STATED TASK: Report each line of the data that has "document" somewhere in it.
------
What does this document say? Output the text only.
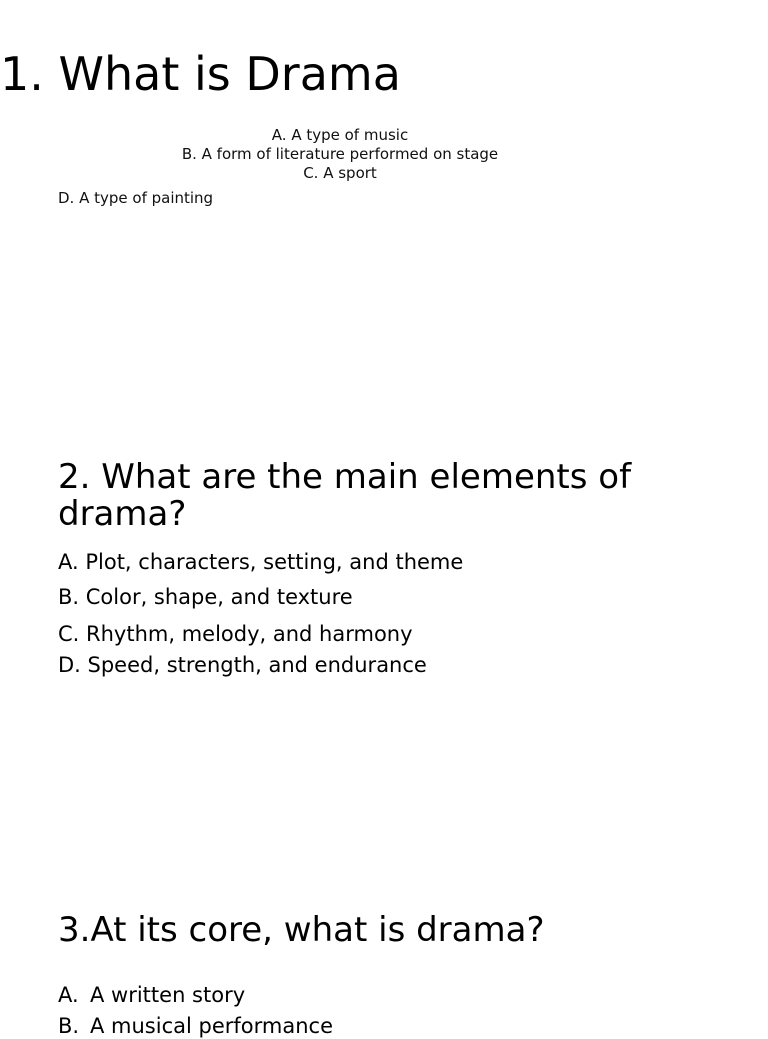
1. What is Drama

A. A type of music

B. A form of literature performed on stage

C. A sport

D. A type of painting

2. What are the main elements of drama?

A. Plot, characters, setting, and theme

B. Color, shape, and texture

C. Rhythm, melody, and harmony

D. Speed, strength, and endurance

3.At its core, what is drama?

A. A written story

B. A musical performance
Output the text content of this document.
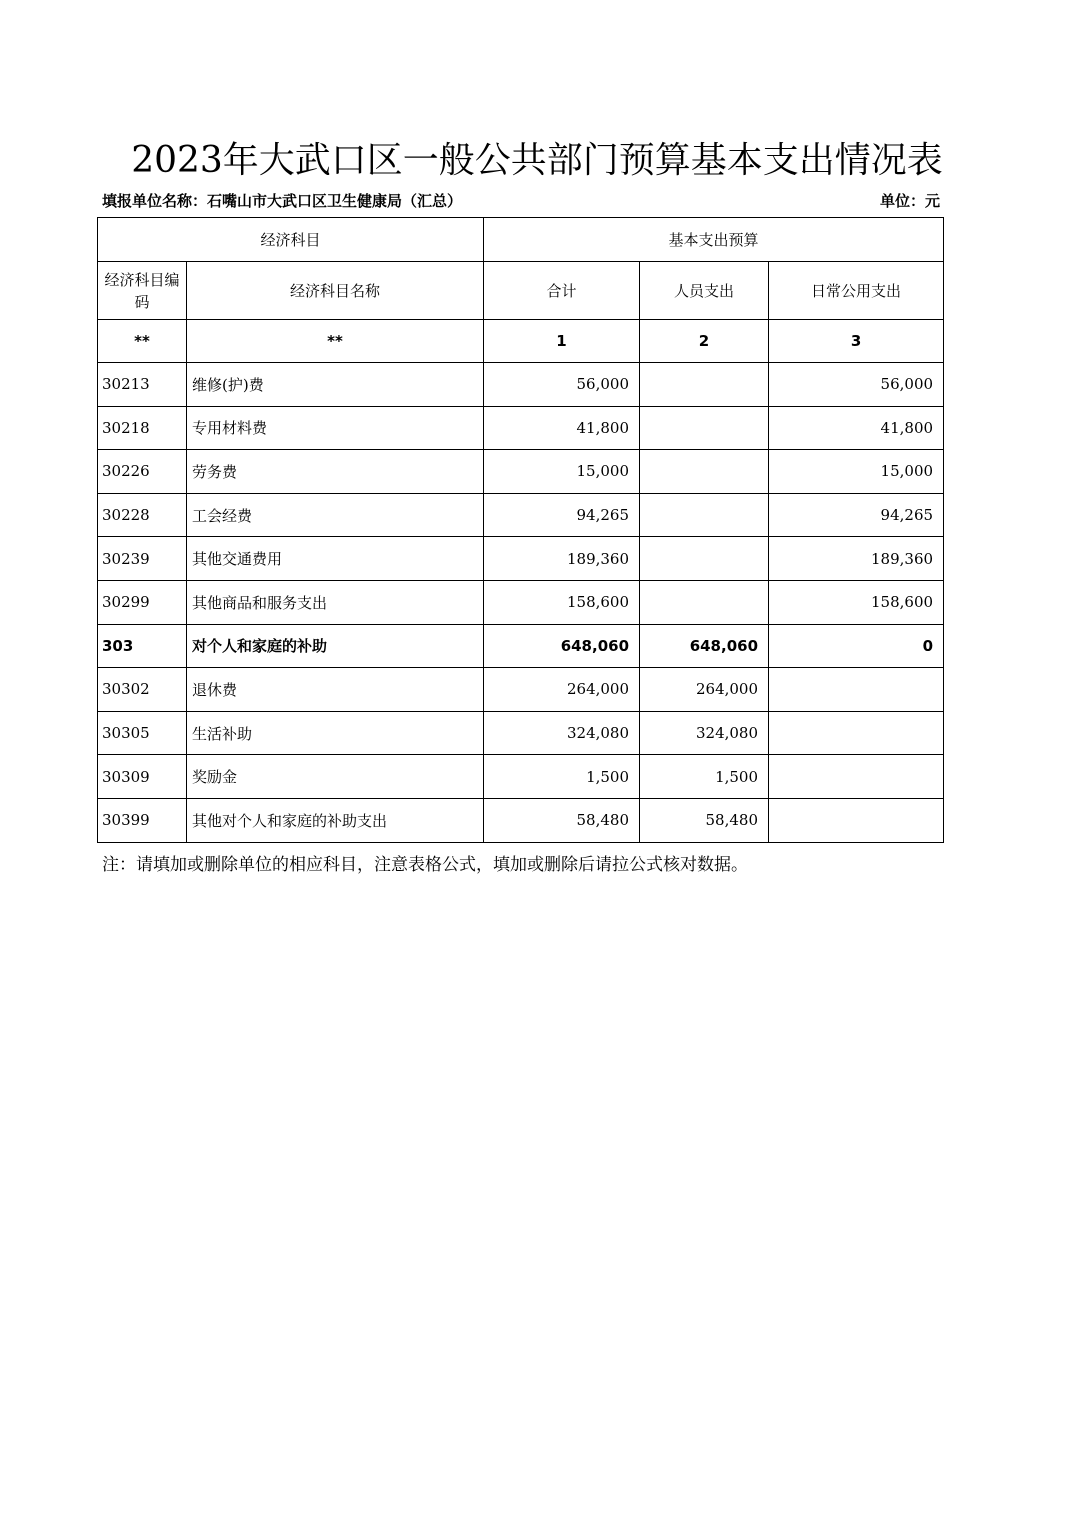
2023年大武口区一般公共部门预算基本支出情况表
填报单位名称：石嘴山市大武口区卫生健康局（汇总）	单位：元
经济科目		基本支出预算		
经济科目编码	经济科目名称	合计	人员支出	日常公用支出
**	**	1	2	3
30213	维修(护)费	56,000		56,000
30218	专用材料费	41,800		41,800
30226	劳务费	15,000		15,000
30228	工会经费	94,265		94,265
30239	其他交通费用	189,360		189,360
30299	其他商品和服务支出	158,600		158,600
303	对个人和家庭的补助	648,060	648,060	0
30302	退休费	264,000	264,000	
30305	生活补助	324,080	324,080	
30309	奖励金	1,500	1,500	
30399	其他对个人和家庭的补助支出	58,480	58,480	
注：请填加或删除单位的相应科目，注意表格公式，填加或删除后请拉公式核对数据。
------
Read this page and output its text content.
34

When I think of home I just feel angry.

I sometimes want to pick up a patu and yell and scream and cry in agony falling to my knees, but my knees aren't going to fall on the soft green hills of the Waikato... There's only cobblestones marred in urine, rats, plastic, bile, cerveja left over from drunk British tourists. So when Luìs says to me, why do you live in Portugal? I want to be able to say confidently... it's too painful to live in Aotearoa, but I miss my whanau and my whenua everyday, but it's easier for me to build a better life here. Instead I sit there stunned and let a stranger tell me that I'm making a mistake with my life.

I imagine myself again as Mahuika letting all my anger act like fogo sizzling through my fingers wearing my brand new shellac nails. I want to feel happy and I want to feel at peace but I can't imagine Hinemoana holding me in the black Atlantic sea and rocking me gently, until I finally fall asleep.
------
EXERCISE ANSWER:
What does this document say? Output the text only.
Output the text content of this document.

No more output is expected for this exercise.